— Start of Extracted entries —

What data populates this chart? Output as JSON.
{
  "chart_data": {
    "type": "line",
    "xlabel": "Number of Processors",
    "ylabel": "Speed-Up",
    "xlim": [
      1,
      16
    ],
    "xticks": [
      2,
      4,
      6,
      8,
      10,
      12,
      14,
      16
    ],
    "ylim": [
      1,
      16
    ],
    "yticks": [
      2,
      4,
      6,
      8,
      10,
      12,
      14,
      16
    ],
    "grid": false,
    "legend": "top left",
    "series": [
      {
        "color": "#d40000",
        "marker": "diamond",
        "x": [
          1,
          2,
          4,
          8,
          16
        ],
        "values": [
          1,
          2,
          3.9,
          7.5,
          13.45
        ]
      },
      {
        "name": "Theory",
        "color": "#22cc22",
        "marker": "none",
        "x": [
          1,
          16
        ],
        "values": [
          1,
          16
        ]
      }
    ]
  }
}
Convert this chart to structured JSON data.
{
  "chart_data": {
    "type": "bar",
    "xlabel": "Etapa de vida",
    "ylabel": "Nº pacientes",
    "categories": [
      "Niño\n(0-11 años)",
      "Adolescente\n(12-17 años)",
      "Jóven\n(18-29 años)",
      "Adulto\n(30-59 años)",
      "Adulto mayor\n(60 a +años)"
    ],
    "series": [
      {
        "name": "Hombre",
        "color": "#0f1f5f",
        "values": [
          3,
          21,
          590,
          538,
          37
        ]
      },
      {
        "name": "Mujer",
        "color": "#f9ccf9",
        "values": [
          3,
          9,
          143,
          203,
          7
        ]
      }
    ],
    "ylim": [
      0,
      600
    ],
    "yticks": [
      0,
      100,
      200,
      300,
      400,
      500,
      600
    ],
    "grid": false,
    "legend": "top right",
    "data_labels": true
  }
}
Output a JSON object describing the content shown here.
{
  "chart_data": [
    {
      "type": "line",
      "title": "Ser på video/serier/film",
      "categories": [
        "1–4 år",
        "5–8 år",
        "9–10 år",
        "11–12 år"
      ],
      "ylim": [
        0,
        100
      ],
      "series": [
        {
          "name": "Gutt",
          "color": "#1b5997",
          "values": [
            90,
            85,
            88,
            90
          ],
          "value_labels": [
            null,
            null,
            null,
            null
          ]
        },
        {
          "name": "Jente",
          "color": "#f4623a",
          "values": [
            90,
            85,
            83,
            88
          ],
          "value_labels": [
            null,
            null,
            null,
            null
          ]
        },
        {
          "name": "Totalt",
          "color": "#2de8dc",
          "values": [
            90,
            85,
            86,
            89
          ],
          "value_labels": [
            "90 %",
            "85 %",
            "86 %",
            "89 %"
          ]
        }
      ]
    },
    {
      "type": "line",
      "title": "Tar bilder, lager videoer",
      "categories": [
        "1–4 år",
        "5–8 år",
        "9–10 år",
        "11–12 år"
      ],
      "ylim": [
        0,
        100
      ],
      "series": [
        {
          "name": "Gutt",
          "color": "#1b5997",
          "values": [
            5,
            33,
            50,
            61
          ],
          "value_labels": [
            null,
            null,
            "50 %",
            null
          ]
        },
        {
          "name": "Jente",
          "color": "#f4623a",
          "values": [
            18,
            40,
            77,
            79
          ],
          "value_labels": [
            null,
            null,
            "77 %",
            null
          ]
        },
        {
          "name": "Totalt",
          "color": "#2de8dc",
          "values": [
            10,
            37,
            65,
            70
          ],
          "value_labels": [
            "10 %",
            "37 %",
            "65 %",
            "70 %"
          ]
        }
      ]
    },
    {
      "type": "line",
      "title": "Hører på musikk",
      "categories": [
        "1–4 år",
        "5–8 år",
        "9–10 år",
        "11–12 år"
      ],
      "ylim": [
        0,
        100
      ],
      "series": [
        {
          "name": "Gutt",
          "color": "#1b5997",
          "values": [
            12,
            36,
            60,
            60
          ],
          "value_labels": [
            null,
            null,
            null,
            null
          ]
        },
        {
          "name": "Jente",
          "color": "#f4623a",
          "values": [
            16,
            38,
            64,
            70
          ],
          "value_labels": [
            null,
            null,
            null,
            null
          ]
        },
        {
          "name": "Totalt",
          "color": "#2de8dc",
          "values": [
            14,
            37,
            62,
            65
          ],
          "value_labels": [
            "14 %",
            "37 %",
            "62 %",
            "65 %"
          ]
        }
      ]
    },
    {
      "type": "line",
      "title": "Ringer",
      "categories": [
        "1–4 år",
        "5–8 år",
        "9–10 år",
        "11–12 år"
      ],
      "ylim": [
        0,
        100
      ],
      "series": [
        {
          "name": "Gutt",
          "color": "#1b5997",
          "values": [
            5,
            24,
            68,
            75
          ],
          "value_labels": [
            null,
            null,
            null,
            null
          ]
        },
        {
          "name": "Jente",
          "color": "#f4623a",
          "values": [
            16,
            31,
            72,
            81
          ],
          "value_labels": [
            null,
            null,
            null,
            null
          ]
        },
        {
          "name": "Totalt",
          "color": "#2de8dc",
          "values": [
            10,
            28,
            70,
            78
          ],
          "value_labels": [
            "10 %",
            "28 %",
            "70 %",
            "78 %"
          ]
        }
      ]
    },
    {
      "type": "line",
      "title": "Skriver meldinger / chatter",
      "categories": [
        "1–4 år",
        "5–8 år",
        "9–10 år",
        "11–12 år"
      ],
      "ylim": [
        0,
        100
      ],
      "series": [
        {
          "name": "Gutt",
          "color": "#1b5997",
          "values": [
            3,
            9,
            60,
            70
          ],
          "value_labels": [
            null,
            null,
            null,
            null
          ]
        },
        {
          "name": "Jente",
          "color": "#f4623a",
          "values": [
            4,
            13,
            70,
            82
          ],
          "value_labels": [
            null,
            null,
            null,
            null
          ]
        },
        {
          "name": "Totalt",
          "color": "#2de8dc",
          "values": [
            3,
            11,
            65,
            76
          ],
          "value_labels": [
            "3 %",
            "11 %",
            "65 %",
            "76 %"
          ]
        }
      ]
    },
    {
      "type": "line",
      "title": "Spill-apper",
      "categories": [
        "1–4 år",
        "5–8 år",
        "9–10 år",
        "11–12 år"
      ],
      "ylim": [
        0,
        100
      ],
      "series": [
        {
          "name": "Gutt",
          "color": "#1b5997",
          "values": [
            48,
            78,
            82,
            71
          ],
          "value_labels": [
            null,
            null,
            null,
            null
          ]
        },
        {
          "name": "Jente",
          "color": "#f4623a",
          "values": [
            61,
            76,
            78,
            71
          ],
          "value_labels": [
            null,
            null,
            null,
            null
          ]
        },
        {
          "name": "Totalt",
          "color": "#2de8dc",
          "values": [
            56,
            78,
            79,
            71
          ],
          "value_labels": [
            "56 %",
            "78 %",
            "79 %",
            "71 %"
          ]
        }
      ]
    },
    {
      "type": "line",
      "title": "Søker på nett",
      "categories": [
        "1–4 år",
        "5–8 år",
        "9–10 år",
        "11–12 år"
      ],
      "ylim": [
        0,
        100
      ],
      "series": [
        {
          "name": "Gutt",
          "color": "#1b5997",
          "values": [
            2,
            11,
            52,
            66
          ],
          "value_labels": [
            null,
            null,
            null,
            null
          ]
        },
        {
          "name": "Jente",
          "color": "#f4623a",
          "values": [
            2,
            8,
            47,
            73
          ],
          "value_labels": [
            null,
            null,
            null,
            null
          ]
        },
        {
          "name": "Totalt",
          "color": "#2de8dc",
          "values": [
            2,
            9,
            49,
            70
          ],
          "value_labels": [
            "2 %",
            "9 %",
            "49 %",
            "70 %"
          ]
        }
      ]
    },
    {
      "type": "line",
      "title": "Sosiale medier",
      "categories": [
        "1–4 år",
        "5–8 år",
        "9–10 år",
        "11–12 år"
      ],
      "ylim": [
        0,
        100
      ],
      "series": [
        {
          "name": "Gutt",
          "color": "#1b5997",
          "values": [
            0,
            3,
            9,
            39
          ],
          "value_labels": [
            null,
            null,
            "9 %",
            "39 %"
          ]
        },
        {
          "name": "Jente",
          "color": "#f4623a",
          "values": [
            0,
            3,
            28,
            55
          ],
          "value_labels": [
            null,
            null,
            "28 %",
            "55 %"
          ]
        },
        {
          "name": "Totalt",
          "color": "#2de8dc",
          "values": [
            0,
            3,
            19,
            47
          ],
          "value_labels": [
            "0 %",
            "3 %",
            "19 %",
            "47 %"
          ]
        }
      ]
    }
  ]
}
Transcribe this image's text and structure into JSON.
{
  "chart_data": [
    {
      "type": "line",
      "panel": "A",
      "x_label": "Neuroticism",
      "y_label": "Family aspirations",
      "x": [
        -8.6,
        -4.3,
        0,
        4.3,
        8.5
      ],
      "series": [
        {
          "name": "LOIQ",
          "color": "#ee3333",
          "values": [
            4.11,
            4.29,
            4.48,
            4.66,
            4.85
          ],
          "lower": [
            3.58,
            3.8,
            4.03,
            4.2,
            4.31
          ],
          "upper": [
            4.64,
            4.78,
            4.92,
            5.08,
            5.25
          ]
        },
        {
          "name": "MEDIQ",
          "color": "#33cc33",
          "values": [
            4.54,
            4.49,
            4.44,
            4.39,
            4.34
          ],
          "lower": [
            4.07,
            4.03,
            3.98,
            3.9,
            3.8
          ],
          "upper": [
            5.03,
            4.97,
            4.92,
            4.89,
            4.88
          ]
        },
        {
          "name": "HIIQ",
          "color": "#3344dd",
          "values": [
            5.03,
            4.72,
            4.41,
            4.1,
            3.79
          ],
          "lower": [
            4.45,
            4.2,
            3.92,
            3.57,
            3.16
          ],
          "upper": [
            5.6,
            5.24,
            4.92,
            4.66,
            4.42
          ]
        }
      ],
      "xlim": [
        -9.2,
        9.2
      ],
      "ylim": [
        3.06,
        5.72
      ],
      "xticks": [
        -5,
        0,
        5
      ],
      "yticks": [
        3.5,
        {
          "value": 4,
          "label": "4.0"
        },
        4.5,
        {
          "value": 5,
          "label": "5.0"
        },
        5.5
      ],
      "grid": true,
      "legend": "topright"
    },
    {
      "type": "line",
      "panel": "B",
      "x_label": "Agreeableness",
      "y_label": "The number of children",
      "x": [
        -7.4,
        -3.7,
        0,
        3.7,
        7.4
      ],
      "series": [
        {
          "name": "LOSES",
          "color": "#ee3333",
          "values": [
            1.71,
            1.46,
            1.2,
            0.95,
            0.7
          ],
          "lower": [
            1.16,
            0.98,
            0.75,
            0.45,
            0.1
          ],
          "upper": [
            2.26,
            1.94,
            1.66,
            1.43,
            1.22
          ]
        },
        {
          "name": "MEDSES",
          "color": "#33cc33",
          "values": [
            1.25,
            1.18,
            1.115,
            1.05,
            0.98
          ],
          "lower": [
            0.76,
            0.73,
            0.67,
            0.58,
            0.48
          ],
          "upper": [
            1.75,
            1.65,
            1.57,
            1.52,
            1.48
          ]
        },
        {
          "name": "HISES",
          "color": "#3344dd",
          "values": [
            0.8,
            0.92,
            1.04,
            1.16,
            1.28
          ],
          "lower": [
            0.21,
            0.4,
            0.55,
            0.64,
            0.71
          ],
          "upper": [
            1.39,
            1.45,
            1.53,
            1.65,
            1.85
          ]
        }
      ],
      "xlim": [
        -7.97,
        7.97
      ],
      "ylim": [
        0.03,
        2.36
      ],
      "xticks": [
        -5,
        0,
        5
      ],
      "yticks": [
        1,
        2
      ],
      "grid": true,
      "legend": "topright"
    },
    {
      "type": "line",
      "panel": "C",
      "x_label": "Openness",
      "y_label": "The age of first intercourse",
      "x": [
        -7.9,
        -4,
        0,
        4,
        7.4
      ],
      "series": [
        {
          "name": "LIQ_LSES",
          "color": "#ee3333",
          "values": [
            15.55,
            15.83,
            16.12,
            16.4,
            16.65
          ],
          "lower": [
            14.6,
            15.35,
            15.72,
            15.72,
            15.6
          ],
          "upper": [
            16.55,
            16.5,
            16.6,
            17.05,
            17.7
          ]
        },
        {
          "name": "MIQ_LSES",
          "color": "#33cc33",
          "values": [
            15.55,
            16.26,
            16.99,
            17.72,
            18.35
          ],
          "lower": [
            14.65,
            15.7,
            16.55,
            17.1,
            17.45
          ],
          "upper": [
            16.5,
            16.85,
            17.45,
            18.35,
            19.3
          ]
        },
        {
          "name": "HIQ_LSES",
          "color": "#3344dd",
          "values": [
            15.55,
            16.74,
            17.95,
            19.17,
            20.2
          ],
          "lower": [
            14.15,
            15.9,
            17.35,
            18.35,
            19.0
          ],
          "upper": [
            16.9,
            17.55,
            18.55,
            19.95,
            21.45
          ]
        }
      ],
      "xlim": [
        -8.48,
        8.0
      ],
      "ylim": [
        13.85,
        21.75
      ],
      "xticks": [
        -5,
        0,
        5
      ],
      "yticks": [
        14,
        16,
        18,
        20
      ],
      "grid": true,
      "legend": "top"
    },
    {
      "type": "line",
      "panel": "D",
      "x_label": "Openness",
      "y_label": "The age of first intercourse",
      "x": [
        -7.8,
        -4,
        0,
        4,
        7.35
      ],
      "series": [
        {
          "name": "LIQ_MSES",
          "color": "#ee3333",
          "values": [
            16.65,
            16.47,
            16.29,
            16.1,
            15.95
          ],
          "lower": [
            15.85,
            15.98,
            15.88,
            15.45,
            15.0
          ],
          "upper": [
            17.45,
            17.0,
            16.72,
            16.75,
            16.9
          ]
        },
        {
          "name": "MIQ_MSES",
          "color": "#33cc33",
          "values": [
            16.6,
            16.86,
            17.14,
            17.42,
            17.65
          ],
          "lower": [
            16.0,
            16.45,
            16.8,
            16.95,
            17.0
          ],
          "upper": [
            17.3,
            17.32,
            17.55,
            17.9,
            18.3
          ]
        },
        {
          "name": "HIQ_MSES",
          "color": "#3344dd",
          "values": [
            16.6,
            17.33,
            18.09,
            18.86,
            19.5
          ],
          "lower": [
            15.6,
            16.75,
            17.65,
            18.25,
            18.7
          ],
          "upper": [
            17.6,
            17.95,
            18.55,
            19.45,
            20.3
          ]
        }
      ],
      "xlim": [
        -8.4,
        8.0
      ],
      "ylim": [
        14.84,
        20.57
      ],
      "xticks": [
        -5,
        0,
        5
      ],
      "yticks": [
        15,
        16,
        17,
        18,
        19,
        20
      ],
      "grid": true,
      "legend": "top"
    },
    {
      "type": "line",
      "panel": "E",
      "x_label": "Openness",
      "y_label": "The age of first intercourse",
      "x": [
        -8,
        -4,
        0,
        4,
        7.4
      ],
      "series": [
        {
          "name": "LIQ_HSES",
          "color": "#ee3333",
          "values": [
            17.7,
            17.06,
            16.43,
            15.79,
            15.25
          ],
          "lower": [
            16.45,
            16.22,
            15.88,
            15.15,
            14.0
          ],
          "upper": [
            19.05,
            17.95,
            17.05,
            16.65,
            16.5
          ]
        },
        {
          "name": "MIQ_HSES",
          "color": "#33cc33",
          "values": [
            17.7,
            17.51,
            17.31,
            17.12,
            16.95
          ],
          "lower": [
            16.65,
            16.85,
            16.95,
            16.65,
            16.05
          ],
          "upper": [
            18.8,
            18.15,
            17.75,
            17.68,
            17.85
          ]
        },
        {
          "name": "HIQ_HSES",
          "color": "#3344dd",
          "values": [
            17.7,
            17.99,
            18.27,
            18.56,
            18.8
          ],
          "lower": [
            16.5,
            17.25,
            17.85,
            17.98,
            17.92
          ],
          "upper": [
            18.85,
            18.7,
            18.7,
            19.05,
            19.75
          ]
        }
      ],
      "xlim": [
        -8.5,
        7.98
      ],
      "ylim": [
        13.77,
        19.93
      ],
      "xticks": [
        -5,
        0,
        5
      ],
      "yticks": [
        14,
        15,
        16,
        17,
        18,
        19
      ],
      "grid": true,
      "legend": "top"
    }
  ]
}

— End of Extracted entries —

Gather each line in the data that holds the string "Adulto".

      "Adulto\n(30-59 años)",
      "Adulto mayor\n(60 a +años)"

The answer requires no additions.